— Ziel der Aufgabe A —
Wie viel Strom soll das Kraftwerk Walibach laut dem Text über das Kraftwerk Walibach im Regeljahr erzeugen?
— Ziel der Aufgabe B —
Schreibe den Text über das Kraftwerk Walibach nach seinem letzten Satz weiter.

— Quellauszug —
··········

5. Dezember 2014, Lesedauer: 4 min

Projekt stärkt Eigenversorgung im Goms6 min read

Lesedauer: 4 Minuten

Die Mehrzahl der Fließgewässer im Goms – ein Bezirk im Kanton Wallis – werden bereits energetisch genutzt. Inklusive dem am 30.05.2014 offiziell eröffneten Kraftwerk Walibach…

…kann die Region nun bereits 14 Wasserkraftwerke vorweisen. Das Gemeinschaftsprojekt der EnBAG AG (Energie Brig-Aletsch-Goms) und der Standortgemeinde Grafschaft – jeweils zu 50 % beteiligt – soll prognostizierte 12 GWh sauberen Strom im Regeljahr abwerfen. Durch das KEV geförderte Projekt möchten sich die Region und die EnBAG AG der Abhängigkeit und den Schwankungen des internationalen Strommarktes weiter entziehen und die ehrgeizigen Ziele der Energiepolitik von Bund und Kanton verfolgen.

In Hinblick auf das ehrgeizige Ziel der Schweizer Energiewende bis 2050 spielen die Versorgungsunternehmen eine zentrale Rolle. Die EVUs stehen deshalb gehörig unter Druck. Doch moderne EVUs müssen sich aufgrund der totalen Marktöffnung vom reinen Energielieferanten auch zum kundenorientierten Unternehmen weiterentwickeln.  Denn nun steht es allen Endverbrauchern frei ihren Energielieferanten selbst zu wählen, und so ist auch ein aktiver Kontakt zu den Kundengruppen von essentieller Wichtigkeit für den Unternehmenserfolg. Die EnBAG AG beteiligt die Vertragsgemeinden deshalb auch zu 50 % an ihren Kraftwerksprojekten. Diese direkte Einbindung der Gemeinden ist für das Unternehmen ein zentraler Erfolgsfaktor. So sollen durch faire Preise die Kundenbedürfnisse erfüllt und die Beziehung nachhaltig gestaltet werden. Diese Philosophie verfolgte man auch beim Bau des neuen Kraftwerks Walibach. Zu diesem Zwecke gründete die EnBAG AG (Energie Brig-Aletsch-Goms) die EnBAG Kraftwerke AG. Doch bevor das Projekt überhaupt gestartet werden konnte, mussten noch einige Hürden überwunden werden.

Erste Ideen bereits 2004
Das Bieligertal, mit seinem Gletscher, seinen Wäldern und Gebirgen wird durch den Walibach entwässert.  Dieser mündet zwischen den Dorfteilen Biel und Selkingen der Gemeinde Grafschaft in den Rotten (Rhone). Schon lange gab es von Seiten der EnBAG Überlegungen, den Walibach zur Stromproduktion zu nützen. Konkret wurde bereits im Jahre 2004 – vom damaligen Direktor der EnBAG – das Thema Kraftwerk Walibach auf den Tisch gebracht. Das Projekt scheiterte jedoch zuerst an finanziellen und ökologischen Hürden. Der Durchbruch zum Projektstart gelang erst im Jahre 2012 durch eine Einigung mit den Umweltverbänden.

··········

— Bereitgestelltes Material —
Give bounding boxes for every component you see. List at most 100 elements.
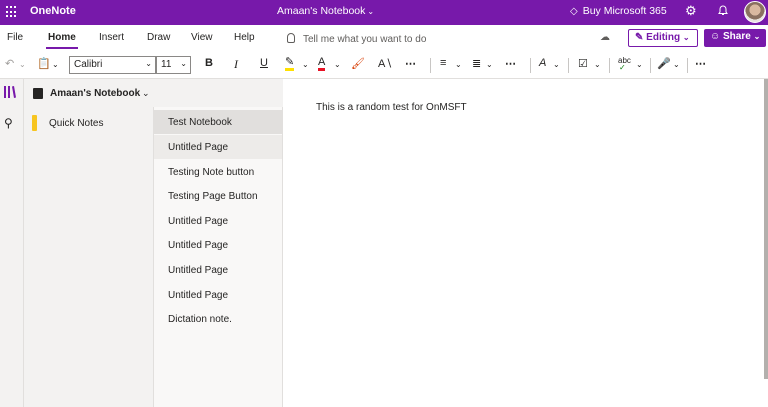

··········

— Antwort A —
Prognostiziert sind 12 GWh sauberer Strom im Regeljahr.

— Antwort B —
„Zielführend war schlussendlich die Vereinbarung über eine gestaffelte Restwassermenge“, so Projektleiter DI. Jürgen Eiting.

Diese sieht in den Wintermonaten eine Dotation von 55 l/s, in den Übergangsmonaten 75 l/s und im Sommer 130 l/s vor. Somit war der Grundstein zum Projektstart gelegt, und die Planungs- und Genehmigungsphase konnte gestartet werden. Mit der Kostendeckenden Einspeisevergütung (KEV) war das Projekt zusätzlich auch wirtschaftlich abgesichert.

Unterteilung in drei Bauabschnitte
Nach gut einjähriger Planungsphase konnten im April 2013 schließlich die Baufahrzeuge am Walibach auffahren. Der Bau der Fassung, des Krafthauses und die Verlegung der duktilen Gussrohre erfolgten zeitgleich. Der kritische Teil des Projektes bestand hauptsächlich in der Verlegung der 3.780 m  langen Rohrstrecke. Um die Bauarbeiten möglichst im selben Jahr abschließen zu können, entschied man sich die Rohrstrecke in drei Abschnitte zu unterteilen. Der Plan sah vor, zuerst im Tal zu starten und je nach Witterung sich nach oben bis zur Fassung auf 2.100 m Seehöhe vorzuarbeiten. Abgesehen einiger Wetterkapriolen zu Beginn der Bauphase konnte jedoch aufgrund günstiger Witterung der mittlere Abschnitt gestrichen werden und direkt im oberen Abschnitt begonnen werden.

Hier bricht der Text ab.